Dito e feito, juntei a fome com a vontade de comer, fiz
minha caminhada, e não descuidei de minhas responsabilidade cívico-esportivas.
O Wilson é uma simpatia. Paulistano, tem 64 anos. Nascido no
Brás, é filho de uma empregada doméstica e de um trabalhador na área de
transporte que deram o sangue para o menino estudar e ter melhores chances na
vida. Hoje ele é contador, tem uma microempresa na área e dedica a vida à militância
no movimento negro e pela democracia no Brasil.
Juntos fizemos uma transmissão ao vivo convocando o povo
para a Corrida Fora Temer e para a Marcha da Consciência Negra. Confira aí o
vídeo.
Depois, fiz ainda uma breve entrevista com ele, que
reproduzo a seguir. E já adianto que ele voltará a frequentar essas páginas,
vamos organizar uma caminhada juntos num futuro muito próximo.
Enquanto isso, confira aí um pouco da história desse grande
sujeito a quem tive o prazer e a honra de conhecer hoje.
RODOLFO LUCENA - Como
começou sua militância no movimento negro?
WILSON LEVY - Minha
ex-mulher do primeiro casamento –eu já estou no quarto—costumava dizer que eu
era um “homem de movimento”, como dizia
uma música do Caetano. Eu nasci nos movimentos sociais.
Na juventude, fiz parte dos centros acadêmicos, dos grêmios
estudantis. Participei depois do movimento universitário, naveguei com as
tendências políticas do movimento estudantil.
E aí, do movimento estudantil, participei também do movimento
negro. Fui ao ato que criou, em 1978, o Movimento Negro Unificado em São Paulo,
na praça Ramos.
Ao mesmo tempo, estava me aproximando do movimento sindical,
fui ser diretor do Sindicato dos Marceneiros. Participei do processo de construção
da CUT (Central Única dos Trabalhadores), estive no congresso da CUT e estive
na Praia Grande, na grande Conferência Nacional das Classes Trabalhadoras, a
Conclat, estava lá também.
No movimento negro, pude perceber toda uma mudança de
intervenção, produzindo conquistas, como a criação da Secretaria de Promoção da
Igualdade Racial, que foi criada por força desse movimento.
O Lula assinou em 2003 a lei 10.639, que obriga o ensino de
história da África na escola. Foi nesse processo de pressão do movimento.

◆ Linhas armazenadas ◆
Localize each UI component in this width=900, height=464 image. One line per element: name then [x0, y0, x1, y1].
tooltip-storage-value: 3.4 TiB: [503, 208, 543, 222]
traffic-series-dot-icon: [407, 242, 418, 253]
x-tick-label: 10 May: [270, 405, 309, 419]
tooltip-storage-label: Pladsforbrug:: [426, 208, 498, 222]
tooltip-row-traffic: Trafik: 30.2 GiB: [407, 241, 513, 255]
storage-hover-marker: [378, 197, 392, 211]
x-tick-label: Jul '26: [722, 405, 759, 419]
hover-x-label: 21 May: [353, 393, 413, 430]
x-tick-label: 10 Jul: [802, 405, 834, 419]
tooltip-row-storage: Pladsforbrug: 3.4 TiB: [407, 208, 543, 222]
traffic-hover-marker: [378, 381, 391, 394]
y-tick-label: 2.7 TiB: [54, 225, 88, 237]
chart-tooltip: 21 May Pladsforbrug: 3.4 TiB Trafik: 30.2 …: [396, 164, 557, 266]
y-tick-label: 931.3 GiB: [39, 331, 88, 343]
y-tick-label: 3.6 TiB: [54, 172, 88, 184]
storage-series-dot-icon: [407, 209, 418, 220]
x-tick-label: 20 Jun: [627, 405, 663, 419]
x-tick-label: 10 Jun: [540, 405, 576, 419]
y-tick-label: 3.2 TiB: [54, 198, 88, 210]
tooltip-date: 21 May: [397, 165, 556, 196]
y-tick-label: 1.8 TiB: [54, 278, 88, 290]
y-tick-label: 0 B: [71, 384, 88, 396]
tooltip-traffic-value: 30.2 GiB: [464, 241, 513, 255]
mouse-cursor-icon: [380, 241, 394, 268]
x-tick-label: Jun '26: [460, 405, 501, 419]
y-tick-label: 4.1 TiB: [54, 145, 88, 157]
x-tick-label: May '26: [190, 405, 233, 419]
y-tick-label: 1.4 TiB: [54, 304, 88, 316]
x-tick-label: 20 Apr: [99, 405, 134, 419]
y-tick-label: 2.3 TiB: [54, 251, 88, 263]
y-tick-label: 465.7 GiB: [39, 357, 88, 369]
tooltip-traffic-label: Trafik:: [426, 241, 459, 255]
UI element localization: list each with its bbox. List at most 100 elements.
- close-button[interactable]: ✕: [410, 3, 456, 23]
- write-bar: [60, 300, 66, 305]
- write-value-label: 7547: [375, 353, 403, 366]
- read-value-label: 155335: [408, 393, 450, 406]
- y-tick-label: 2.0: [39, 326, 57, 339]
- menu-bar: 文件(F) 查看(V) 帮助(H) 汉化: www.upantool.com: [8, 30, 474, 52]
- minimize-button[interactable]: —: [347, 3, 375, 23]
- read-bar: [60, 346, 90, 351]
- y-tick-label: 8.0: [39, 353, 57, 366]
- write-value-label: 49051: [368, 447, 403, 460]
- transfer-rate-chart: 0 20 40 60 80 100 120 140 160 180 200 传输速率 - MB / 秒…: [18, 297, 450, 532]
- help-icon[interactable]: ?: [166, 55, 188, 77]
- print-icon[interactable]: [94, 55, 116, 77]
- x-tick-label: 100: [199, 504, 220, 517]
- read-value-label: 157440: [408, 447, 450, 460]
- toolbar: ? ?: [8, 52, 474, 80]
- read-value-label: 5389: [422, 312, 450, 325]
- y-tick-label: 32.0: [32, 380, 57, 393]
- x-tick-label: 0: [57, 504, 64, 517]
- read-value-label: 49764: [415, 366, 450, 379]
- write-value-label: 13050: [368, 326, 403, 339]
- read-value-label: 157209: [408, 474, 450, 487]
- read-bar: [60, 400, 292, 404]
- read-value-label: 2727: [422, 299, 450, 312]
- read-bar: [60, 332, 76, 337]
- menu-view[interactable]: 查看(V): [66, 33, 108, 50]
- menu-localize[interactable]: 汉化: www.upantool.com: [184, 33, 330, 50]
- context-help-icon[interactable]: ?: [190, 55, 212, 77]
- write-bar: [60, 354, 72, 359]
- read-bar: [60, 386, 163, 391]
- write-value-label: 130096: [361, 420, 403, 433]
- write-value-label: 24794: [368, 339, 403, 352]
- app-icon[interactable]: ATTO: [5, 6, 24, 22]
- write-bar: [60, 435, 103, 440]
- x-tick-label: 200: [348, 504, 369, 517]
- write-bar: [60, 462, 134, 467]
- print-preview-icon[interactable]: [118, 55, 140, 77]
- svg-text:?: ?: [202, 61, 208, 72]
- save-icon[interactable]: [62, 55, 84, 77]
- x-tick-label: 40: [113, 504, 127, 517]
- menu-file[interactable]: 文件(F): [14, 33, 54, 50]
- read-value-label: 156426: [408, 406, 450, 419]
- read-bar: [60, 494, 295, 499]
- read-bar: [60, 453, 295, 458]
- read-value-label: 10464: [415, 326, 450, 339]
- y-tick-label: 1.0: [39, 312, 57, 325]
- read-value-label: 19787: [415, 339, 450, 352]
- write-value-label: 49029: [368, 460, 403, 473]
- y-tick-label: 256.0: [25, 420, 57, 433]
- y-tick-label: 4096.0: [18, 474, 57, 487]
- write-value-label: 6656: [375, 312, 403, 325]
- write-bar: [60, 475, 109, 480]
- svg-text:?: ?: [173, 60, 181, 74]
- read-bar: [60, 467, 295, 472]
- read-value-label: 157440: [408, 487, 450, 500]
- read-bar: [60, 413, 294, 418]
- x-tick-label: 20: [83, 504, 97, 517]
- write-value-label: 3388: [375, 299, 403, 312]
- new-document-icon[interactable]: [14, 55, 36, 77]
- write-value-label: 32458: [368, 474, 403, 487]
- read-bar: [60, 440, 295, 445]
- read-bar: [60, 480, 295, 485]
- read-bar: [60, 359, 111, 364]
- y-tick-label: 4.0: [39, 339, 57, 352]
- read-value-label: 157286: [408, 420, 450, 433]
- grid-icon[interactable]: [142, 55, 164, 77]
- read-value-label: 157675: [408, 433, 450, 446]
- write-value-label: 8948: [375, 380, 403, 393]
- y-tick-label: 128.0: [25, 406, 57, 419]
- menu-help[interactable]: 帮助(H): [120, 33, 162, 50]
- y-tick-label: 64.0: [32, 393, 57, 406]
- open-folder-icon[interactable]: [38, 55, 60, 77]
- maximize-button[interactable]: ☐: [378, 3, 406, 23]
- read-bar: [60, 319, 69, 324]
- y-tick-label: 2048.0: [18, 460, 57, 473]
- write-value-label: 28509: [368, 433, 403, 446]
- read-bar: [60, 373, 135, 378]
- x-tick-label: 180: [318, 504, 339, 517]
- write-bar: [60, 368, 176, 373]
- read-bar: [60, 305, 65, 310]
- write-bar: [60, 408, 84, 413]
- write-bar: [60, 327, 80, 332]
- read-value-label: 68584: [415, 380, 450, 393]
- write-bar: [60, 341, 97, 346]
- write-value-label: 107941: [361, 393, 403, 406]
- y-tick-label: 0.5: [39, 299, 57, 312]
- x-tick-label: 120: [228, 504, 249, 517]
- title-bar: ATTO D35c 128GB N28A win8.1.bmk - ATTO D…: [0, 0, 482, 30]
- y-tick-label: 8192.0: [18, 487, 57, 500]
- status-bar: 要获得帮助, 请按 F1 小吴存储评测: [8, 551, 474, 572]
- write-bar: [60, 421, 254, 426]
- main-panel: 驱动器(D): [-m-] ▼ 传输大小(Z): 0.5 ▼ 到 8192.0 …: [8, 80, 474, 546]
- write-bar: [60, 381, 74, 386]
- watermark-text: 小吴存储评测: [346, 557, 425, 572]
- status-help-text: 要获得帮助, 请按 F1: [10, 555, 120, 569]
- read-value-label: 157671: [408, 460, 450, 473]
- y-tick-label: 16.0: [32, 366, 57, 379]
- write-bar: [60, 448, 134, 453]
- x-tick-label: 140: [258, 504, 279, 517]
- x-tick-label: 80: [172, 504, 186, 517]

◆ Requisitos das tarefas ◆
1/ Diga se cada afirmação concorda com o texto sobre Wilson Levy, respondendo sim ou não e citando literalmente as palavras do texto que decidem a questão: (a) Wilson nasceu no Brás; (b) Wilson foi diretor do Sindicato dos Metalúrgicos; (c) a lei 10.639 foi assinada em 2003.
2/ Dê continuidade ao texto sobre Wilson Levy a partir da última frase apresentada.
As linhas vêm de uma fonte diferente da do texto.

◆ Respostas das tarefas ◆
1/
(a) Sim: "Nascido no Brás".
(b) Não: "fui ser diretor do Sindicato dos Marceneiros".
(c) Sim: "O Lula assinou em 2003 a lei 10.639".

2/
Estive nesse movimento, continuo nesse movimento e vejo que,
neste momento, está havendo um retrocesso, estamos voltando lá para 1940,
quando não havia nenhuma dessas conquistas e era tido como se não houvesse
racismo no Brasil, que no Brasil todos eram totalmente iguais e que havia
liberdade...
RODOLFO LUCENA - E há
racismo no Brasil?
WILSON LEVY - O
Brasil é o país mais racista do mundo. É extremamente racista.
É preciso entender o conceito de racismo, que é um mecanismo
de dominação e exploração de uma raça sobre a outra, uma raça tomando
privilégios sobre a outra. O conceito do racismo no Brasil é mais complicado
ainda, porque ele não é de origem, mas sim da pele, da cor, do tom da pele.
Ao mesmo tempo, existe uma ideologia de branqueamento,
criada por Silvio Romero e Nina Rodrigues, que são antropólogos, sociólogos do
período do escravagismo, que acabam contando a ideia que no Brasil não tem
racismo porque, na miscigenação, todo mundo embranquece, e a cultura eurocêntrica
se sobrepõe.
RODOLFO LUCENA - O
Brasil é o país em que o escravagismo durou mais...
WILSON LEVY - Algumas
dessas questões remontam ao Brasil Colônia. O tráfico de escravos não foi
buscar negros para trabalhar aqui porque eles eram ignorantes, não tinham
conhecimento. Havia, nos anos 1400 e 1500, uma relação entre Europa e África
que era de troca de conhecimentos, de culturas diferentes.
A partir de um dado momento, os europeus resolveram que o
tráfico de escravos e o mercantilismo iriam fazer com que nada navio, passando
pelo continente africano, vindo para a América e voltando para a Europa, ele
acumulasse muito dinheiro, e a acumulação primitiva do capital.
O navio sai da Europa, deixa quinquilharias na África, traz
escravos para a América, pega cana de açúcar (isso no primeiro ciclo) e leva
açúcar para a Europa. Só ganha dinheiro o tempo todo. Isso vai gerar o Banco
Mundial, isso vai gerar o FMI (Fundo Monetário Internacional).
O tráfico traz para cá reis, rainhas, gente com uma cultura
maravilhosa, e aproveita e troca isso com as sesmarias, com os europeus que
vieram para cá “colonizar” nosso país. O regime escravocrata vai enriquecendo
exclusivamente o europeu. Eles não trabalkam e fazem esse processo de
circulação...
Agora, por que durou até 1888 oficial? No período pós-Brasil
Colônia, quando a corte vai embora para Portugal, não tinha legislação de posse
da terra. Quem estivesse na terra tinha poder sobre ela.
Em 1850 é que vai ser criada a primeira lei da terra, que
dizia o seguinte: só tem terra quem pode pagar por ela. E o escravizado não
podia comprar, porque ele trabalhava e não ganhava nada pelo seu trabalho.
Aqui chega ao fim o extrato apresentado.